◆ Instructions for the task ◆
Extract each record and reproduce it exactly.

>> begin Data lines

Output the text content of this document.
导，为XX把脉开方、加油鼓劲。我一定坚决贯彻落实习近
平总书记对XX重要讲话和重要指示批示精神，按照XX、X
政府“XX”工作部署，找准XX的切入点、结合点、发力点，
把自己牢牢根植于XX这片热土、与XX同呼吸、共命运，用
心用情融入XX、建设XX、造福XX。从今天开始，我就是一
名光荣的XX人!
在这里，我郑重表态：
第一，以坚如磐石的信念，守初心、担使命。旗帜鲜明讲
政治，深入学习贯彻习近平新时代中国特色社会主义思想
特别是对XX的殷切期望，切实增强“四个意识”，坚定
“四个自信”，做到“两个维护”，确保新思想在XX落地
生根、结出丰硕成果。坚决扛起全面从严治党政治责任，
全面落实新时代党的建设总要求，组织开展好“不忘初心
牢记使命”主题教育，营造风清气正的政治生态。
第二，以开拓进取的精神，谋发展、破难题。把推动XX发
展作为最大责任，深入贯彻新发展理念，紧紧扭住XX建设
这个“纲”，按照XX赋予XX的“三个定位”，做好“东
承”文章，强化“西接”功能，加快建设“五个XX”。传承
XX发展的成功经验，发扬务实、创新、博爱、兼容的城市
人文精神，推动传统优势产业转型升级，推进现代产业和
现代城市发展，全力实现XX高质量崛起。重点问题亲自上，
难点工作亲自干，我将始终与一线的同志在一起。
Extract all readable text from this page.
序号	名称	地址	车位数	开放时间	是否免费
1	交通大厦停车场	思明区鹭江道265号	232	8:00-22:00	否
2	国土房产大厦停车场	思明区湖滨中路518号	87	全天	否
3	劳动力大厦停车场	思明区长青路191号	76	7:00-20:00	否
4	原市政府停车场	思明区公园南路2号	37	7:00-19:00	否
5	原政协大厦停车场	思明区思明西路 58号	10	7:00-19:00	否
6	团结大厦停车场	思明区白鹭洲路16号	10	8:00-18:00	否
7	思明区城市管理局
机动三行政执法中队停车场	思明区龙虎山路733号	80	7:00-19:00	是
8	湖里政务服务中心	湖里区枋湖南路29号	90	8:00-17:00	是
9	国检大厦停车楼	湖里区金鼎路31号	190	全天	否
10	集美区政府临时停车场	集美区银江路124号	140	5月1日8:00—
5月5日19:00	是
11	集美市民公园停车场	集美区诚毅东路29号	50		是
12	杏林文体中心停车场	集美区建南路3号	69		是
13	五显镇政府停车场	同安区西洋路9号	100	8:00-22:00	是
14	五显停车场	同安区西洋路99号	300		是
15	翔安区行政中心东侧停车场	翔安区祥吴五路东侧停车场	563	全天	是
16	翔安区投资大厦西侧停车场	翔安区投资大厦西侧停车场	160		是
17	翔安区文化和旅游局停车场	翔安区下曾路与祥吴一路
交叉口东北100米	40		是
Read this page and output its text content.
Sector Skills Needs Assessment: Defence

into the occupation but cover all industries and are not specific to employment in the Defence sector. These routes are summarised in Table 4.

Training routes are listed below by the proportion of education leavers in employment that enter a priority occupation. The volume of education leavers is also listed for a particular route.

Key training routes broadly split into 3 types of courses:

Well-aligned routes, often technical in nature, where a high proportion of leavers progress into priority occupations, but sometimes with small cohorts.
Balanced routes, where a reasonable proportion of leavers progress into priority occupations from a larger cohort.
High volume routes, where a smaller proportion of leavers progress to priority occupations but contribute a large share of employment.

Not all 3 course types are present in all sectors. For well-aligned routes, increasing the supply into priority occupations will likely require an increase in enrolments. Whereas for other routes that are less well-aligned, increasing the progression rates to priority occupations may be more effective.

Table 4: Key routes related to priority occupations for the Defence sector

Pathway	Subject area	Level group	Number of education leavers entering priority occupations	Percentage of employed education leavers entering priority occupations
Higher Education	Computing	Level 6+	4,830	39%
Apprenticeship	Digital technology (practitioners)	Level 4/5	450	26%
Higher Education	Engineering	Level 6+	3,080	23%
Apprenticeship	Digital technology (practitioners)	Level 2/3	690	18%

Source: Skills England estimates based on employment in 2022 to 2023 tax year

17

>> end Data lines

◆ Finished answer ◆
Output the text content of this document.
导，为XX把脉开方、加油鼓劲。我一定坚决贯彻落实习近
平总书记对XX重要讲话和重要指示批示精神，按照XX、X
政府“XX”工作部署，找准XX的切入点、结合点、发力点，
把自己牢牢根植于XX这片热土、与XX同呼吸、共命运，用
心用情融入XX、建设XX、造福XX。从今天开始，我就是一
名光荣的XX人!
在这里，我郑重表态：
第一，以坚如磐石的信念，守初心、担使命。旗帜鲜明讲
政治，深入学习贯彻习近平新时代中国特色社会主义思想
特别是对XX的殷切期望，切实增强“四个意识”，坚定
“四个自信”，做到“两个维护”，确保新思想在XX落地
生根、结出丰硕成果。坚决扛起全面从严治党政治责任，
全面落实新时代党的建设总要求，组织开展好“不忘初心
牢记使命”主题教育，营造风清气正的政治生态。
第二，以开拓进取的精神，谋发展、破难题。把推动XX发
展作为最大责任，深入贯彻新发展理念，紧紧扭住XX建设
这个“纲”，按照XX赋予XX的“三个定位”，做好“东
承”文章，强化“西接”功能，加快建设“五个XX”。传承
XX发展的成功经验，发扬务实、创新、博爱、兼容的城市
人文精神，推动传统优势产业转型升级，推进现代产业和
现代城市发展，全力实现XX高质量崛起。重点问题亲自上，
难点工作亲自干，我将始终与一线的同志在一起。
Extract all readable text from this page.
序号	名称	地址	车位数	开放时间	是否免费
1	交通大厦停车场	思明区鹭江道265号	232	8:00-22:00	否
2	国土房产大厦停车场	思明区湖滨中路518号	87	全天	否
3	劳动力大厦停车场	思明区长青路191号	76	7:00-20:00	否
4	原市政府停车场	思明区公园南路2号	37	7:00-19:00	否
5	原政协大厦停车场	思明区思明西路 58号	10	7:00-19:00	否
6	团结大厦停车场	思明区白鹭洲路16号	10	8:00-18:00	否
7	思明区城市管理局
机动三行政执法中队停车场	思明区龙虎山路733号	80	7:00-19:00	是
8	湖里政务服务中心	湖里区枋湖南路29号	90	8:00-17:00	是
9	国检大厦停车楼	湖里区金鼎路31号	190	全天	否
10	集美区政府临时停车场	集美区银江路124号	140	5月1日8:00—
5月5日19:00	是
11	集美市民公园停车场	集美区诚毅东路29号	50		是
12	杏林文体中心停车场	集美区建南路3号	69		是
13	五显镇政府停车场	同安区西洋路9号	100	8:00-22:00	是
14	五显停车场	同安区西洋路99号	300		是
15	翔安区行政中心东侧停车场	翔安区祥吴五路东侧停车场	563	全天	是
16	翔安区投资大厦西侧停车场	翔安区投资大厦西侧停车场	160		是
17	翔安区文化和旅游局停车场	翔安区下曾路与祥吴一路
交叉口东北100米	40		是
Read this page and output its text content.
Sector Skills Needs Assessment: Defence

into the occupation but cover all industries and are not specific to employment in the Defence sector. These routes are summarised in Table 4.

Training routes are listed below by the proportion of education leavers in employment that enter a priority occupation. The volume of education leavers is also listed for a particular route.

Key training routes broadly split into 3 types of courses:

Well-aligned routes, often technical in nature, where a high proportion of leavers progress into priority occupations, but sometimes with small cohorts.
Balanced routes, where a reasonable proportion of leavers progress into priority occupations from a larger cohort.
High volume routes, where a smaller proportion of leavers progress to priority occupations but contribute a large share of employment.

Not all 3 course types are present in all sectors. For well-aligned routes, increasing the supply into priority occupations will likely require an increase in enrolments. Whereas for other routes that are less well-aligned, increasing the progression rates to priority occupations may be more effective.

Table 4: Key routes related to priority occupations for the Defence sector

Pathway	Subject area	Level group	Number of education leavers entering priority occupations	Percentage of employed education leavers entering priority occupations
Higher Education	Computing	Level 6+	4,830	39%
Apprenticeship	Digital technology (practitioners)	Level 4/5	450	26%
Higher Education	Engineering	Level 6+	3,080	23%
Apprenticeship	Digital technology (practitioners)	Level 2/3	690	18%

Source: Skills England estimates based on employment in 2022 to 2023 tax year

17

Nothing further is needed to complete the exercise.